_Directions:_
Every line that holds the string "сети" is to be identified and copied.

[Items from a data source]

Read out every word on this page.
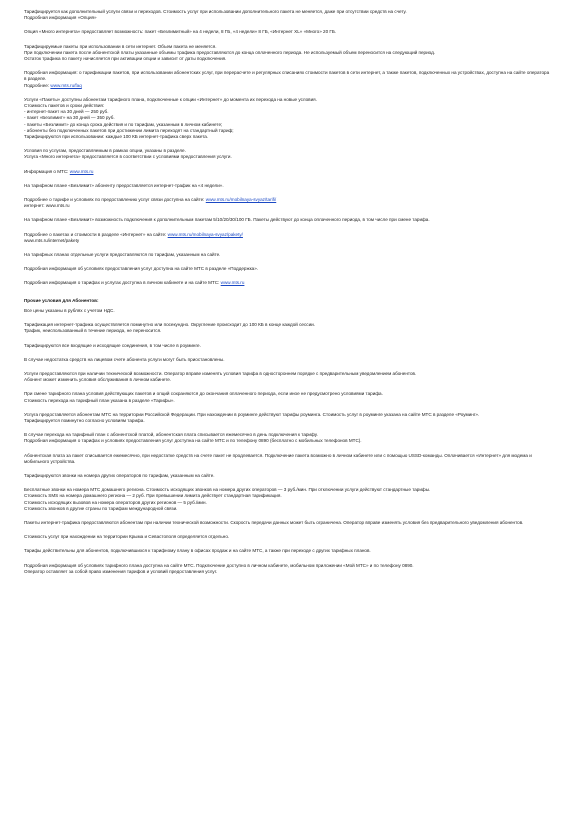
Тарифицируется как дополнительный услуги связи и переходов. Стоимость услуг при использовании дополнительного пакета не меняется, даже при отсутствии средств на счету.

Подробная информация «Опция»

Опция «Много интернета» предоставляет возможность: пакет «Безлимитный» на 4 недели, 8 ГБ, «4 недели» 8 ГБ, «Интернет XL» «Много» 20 ГБ.

Тарифицируемые пакеты при использовании в сети интернет. Объем пакета не меняется.

При подключении пакета после абонентской платы указанные объемы трафика предоставляются до конца оплаченного периода. Не используемый объем переносится на следующий период.

Остаток трафика по пакету начисляется при активации опции и зависит от даты подключения.

Подробная информация: о тарификации пакетов, при использовании абонентских услуг, при перерасчете и регулярных списаниях стоимости пакетов в сети интернет, а также пакетов, подключенных на устройствах, доступна на сайте оператора в разделе.

Подробнее: www.mts.ru/faq

Услуги «Пакеты» доступны абонентам тарифного плана, подключенные к опции «Интернет» до момента их перехода на новые условия.

Стоимость пакетов и сроки действия:

- интернет-пакет на 30 дней — 250 руб.

- пакет «Безлимит» на 30 дней — 350 руб.

- пакеты «Безлимит» до конца срока действия и по тарифам, указанным в личном кабинете;

- абоненты без подключенных пакетов при достижении лимита переходят на стандартный тариф;

Тарифицируются при использовании: каждые 100 КБ интернет-трафика сверх пакета.

Условия по услугам, предоставляемым в рамках опции, указаны в разделе.

Услуга «Много интернета» предоставляется в соответствии с условиями предоставления услуги.

Информация о МТС: www.mts.ru

На тарифном плане «Безлимит» абоненту предоставляется интернет-трафик на «4 недели».

Подробнее о тарифе и условиях по предоставлению услуг связи доступна на сайте: www.mts.ru/mobilnaya-svyaz/tarifi/

интернет: www.mts.ru

На тарифном плане «Безлимит» возможность подключения к дополнительным пакетам 5/10/20/30/100 ГБ. Пакеты действуют до конца оплаченного периода, в том числе при смене тарифа.

Подробнее о пакетах и стоимости в разделе «Интернет» на сайте: www.mts.ru/mobilnaya-svyaz/pakety/

www.mts.ru/internet/pakety

На тарифных планах отдельные услуги предоставляются по тарифам, указанным на сайте.

Подробная информация об условиях предоставления услуг доступна на сайте МТС в разделе «Поддержка».

Подробная информация о тарифах и услугах доступна в личном кабинете и на сайте МТС: www.mts.ru

Прочие условия для Абонентов:

Все цены указаны в рублях с учетом НДС.

Тарификация интернет-трафика осуществляется поминутно или посекундно. Округление происходит до 100 КБ в конце каждой сессии.

Трафик, неиспользованный в течение периода, не переносится.

Тарифицируются все входящие и исходящие соединения, в том числе в роуминге.

В случае недостатка средств на лицевом счете абонента услуги могут быть приостановлены.

Услуги предоставляются при наличии технической возможности. Оператор вправе изменять условия тарифа в одностороннем порядке с предварительным уведомлением абонентов.

Абонент может изменить условия обслуживания в личном кабинете.

При смене тарифного плана условия действующих пакетов и опций сохраняются до окончания оплаченного периода, если иное не предусмотрено условиями тарифа.

Стоимость перехода на тарифный план указана в разделе «Тарифы».

Услуга предоставляется абонентам МТС на территории Российской Федерации. При нахождении в роуминге действуют тарифы роуминга. Стоимость услуг в роуминге указана на сайте МТС в разделе «Роуминг».

Тарифицируется поминутно согласно условиям тарифа.

В случае перехода на тарифный план с абонентской платой, абонентская плата списывается ежемесячно в день подключения к тарифу.

Подробная информация о тарифах и условиях предоставления услуг доступна на сайте МТС и по телефону 0890 (бесплатно с мобильных телефонов МТС).

Абонентская плата за пакет списывается ежемесячно, при недостатке средств на счете пакет не продлевается. Подключение пакета возможно в личном кабинете или с помощью USSD-команды. Оплачивается «Интернет» для модема и мобильного устройства.

Тарифицируются звонки на номера других операторов по тарифам, указанным на сайте.

Бесплатные звонки на номера МТС домашнего региона. Стоимость исходящих звонков на номера других операторов — 3 руб./мин. При отключении услуги действуют стандартные тарифы.

Стоимость SMS на номера домашнего региона — 2 руб. При превышении лимита действует стандартная тарификация.

Стоимость исходящих вызовов на номера операторов других регионов — 5 руб./мин.

Стоимость звонков в другие страны по тарифам международной связи.

Пакеты интернет-трафика предоставляются абонентам при наличии технической возможности. Скорость передачи данных может быть ограничена. Оператор вправе изменять условия без предварительного уведомления абонентов.

Стоимость услуг при нахождении на территории Крыма и Севастополя определяется отдельно.

Тарифы действительны для абонентов, подключившихся к тарифному плану в офисах продаж и на сайте МТС, а также при переходе с других тарифных планов.

Подробная информация об условиях тарифного плана доступна на сайте МТС. Подключение доступно в личном кабинете, мобильном приложении «Мой МТС» и по телефону 0890.

Оператор оставляет за собой право изменения тарифов и условий предоставления услуг.
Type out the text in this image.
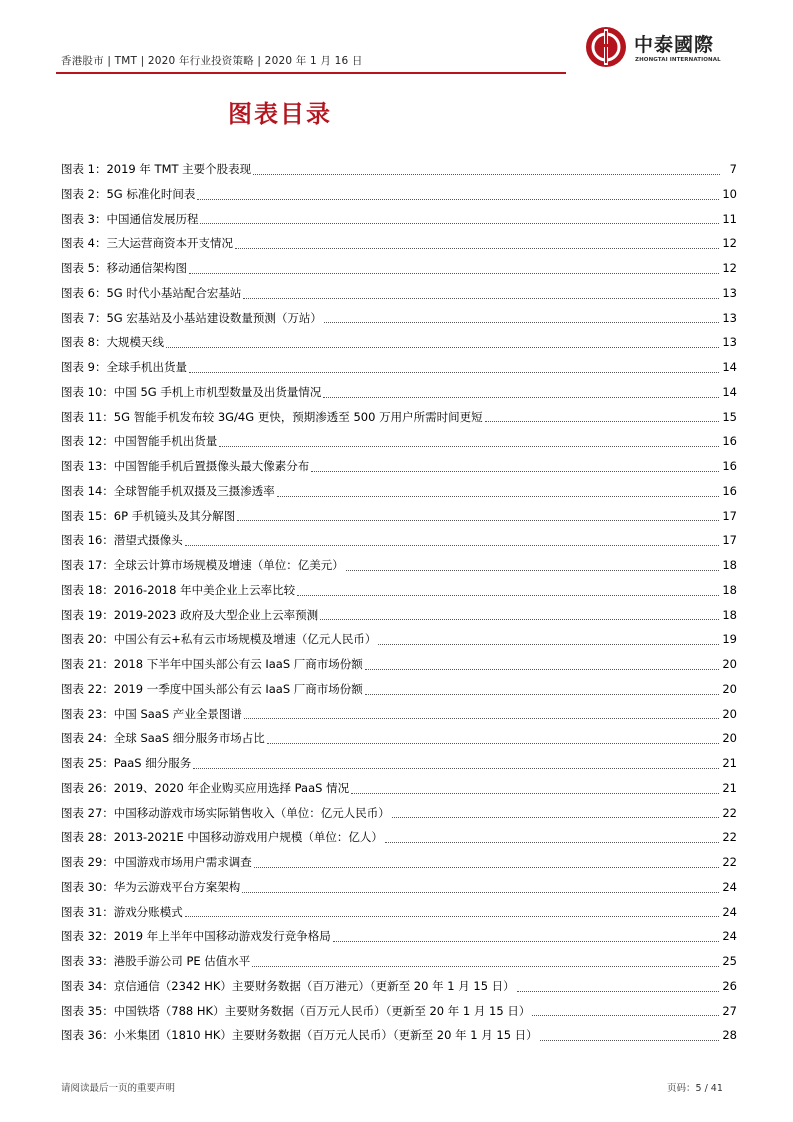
香港股市 | TMT | 2020 年行业投资策略 | 2020 年 1 月 16 日
中泰國際
ZHONGTAI INTERNATIONAL
图表目录
图表 1：2019 年 TMT 主要个股表现	7
图表 2：5G 标准化时间表	10
图表 3：中国通信发展历程	11
图表 4：三大运营商资本开支情况	12
图表 5：移动通信架构图	12
图表 6：5G 时代小基站配合宏基站	13
图表 7：5G 宏基站及小基站建设数量预测（万站）	13
图表 8：大规模天线	13
图表 9：全球手机出货量	14
图表 10：中国 5G 手机上市机型数量及出货量情况	14
图表 11：5G 智能手机发布较 3G/4G 更快，预期渗透至 500 万用户所需时间更短	15
图表 12：中国智能手机出货量	16
图表 13：中国智能手机后置摄像头最大像素分布	16
图表 14：全球智能手机双摄及三摄渗透率	16
图表 15：6P 手机镜头及其分解图	17
图表 16：潜望式摄像头	17
图表 17：全球云计算市场规模及增速（单位：亿美元）	18
图表 18：2016-2018 年中美企业上云率比较	18
图表 19：2019-2023 政府及大型企业上云率预测	18
图表 20：中国公有云+私有云市场规模及增速（亿元人民币）	19
图表 21：2018 下半年中国头部公有云 IaaS 厂商市场份额	20
图表 22：2019 一季度中国头部公有云 IaaS 厂商市场份额	20
图表 23：中国 SaaS 产业全景图谱	20
图表 24：全球 SaaS 细分服务市场占比	20
图表 25：PaaS 细分服务	21
图表 26：2019、2020 年企业购买应用选择 PaaS 情况	21
图表 27：中国移动游戏市场实际销售收入（单位：亿元人民币）	22
图表 28：2013-2021E 中国移动游戏用户规模（单位：亿人）	22
图表 29：中国游戏市场用户需求调查	22
图表 30：华为云游戏平台方案架构	24
图表 31：游戏分账模式	24
图表 32：2019 年上半年中国移动游戏发行竞争格局	24
图表 33：港股手游公司 PE 估值水平	25
图表 34：京信通信（2342 HK）主要财务数据（百万港元）（更新至 20 年 1 月 15 日）	26
图表 35：中国铁塔（788 HK）主要财务数据（百万元人民币）（更新至 20 年 1 月 15 日）	27
图表 36：小米集团（1810 HK）主要财务数据（百万元人民币）（更新至 20 年 1 月 15 日）	28
请阅读最后一页的重要声明	页码：5 / 41
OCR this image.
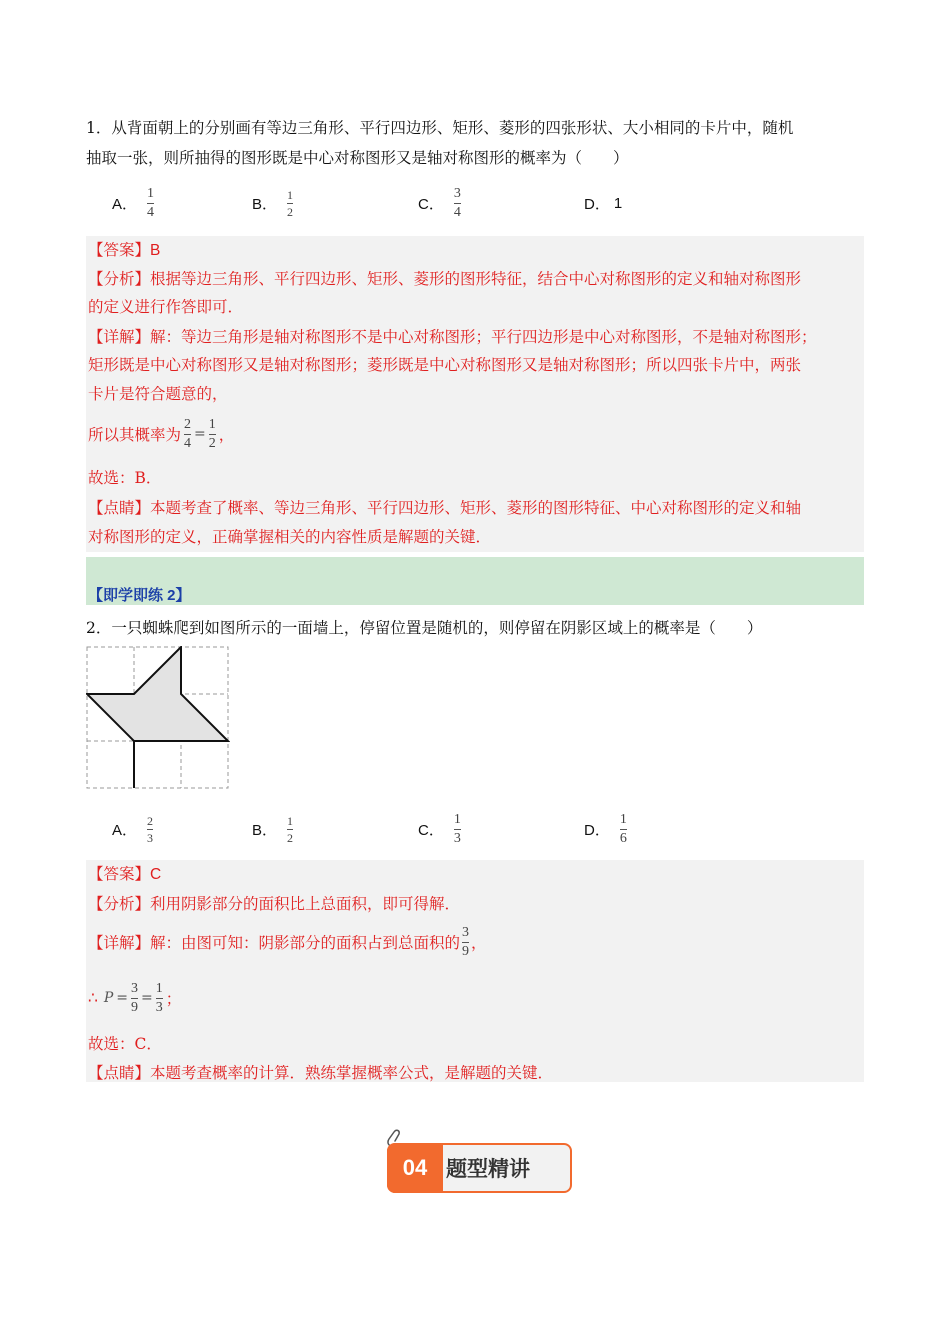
1．从背面朝上的分别画有等边三角形、平行四边形、矩形、菱形的四张形状、大小相同的卡片中，随机
抽取一张，则所抽得的图形既是中心对称图形又是轴对称图形的概率为（　　）
A． $\frac{1}{4}$	B． $\frac{1}{2}$	C． $\frac{3}{4}$	D． 1
【答案】B
【分析】根据等边三角形、平行四边形、矩形、菱形的图形特征，结合中心对称图形的定义和轴对称图形
的定义进行作答即可．
【详解】解：等边三角形是轴对称图形不是中心对称图形；平行四边形是中心对称图形，不是轴对称图形；
矩形既是中心对称图形又是轴对称图形；菱形既是中心对称图形又是轴对称图形；所以四张卡片中，两张
卡片是符合题意的，
所以其概率为 $\frac{2}{4} = \frac{1}{2}$ ，
故选：B．
【点睛】本题考查了概率、等边三角形、平行四边形、矩形、菱形的图形特征、中心对称图形的定义和轴
对称图形的定义，正确掌握相关的内容性质是解题的关键．
【即学即练 2】
2．一只蜘蛛爬到如图所示的一面墙上，停留位置是随机的，则停留在阴影区域上的概率是（　　）
A． $\frac{2}{3}$	B． $\frac{1}{2}$	C． $\frac{1}{3}$	D． $\frac{1}{6}$
【答案】C
【分析】利用阴影部分的面积比上总面积，即可得解．
【详解】 解：由图可知：阴影部分的面积占到总面积的 $\frac{3}{9}$ ，
∴ $P = \frac{3}{9} = \frac{1}{3}$ ；
故选：C．
【点睛】本题考查概率的计算．熟练掌握概率公式，是解题的关键．
04 题型精讲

_Task response:_
Тарифицируемые пакеты при использовании в сети интернет. Объем пакета не меняется.
Подробная информация: о тарификации пакетов, при использовании абонентских услуг, при перерасчете и регулярных списаниях стоимости пакетов в сети интернет, а также пакетов, подключенных на устройствах, доступна на сайте оператора в разделе.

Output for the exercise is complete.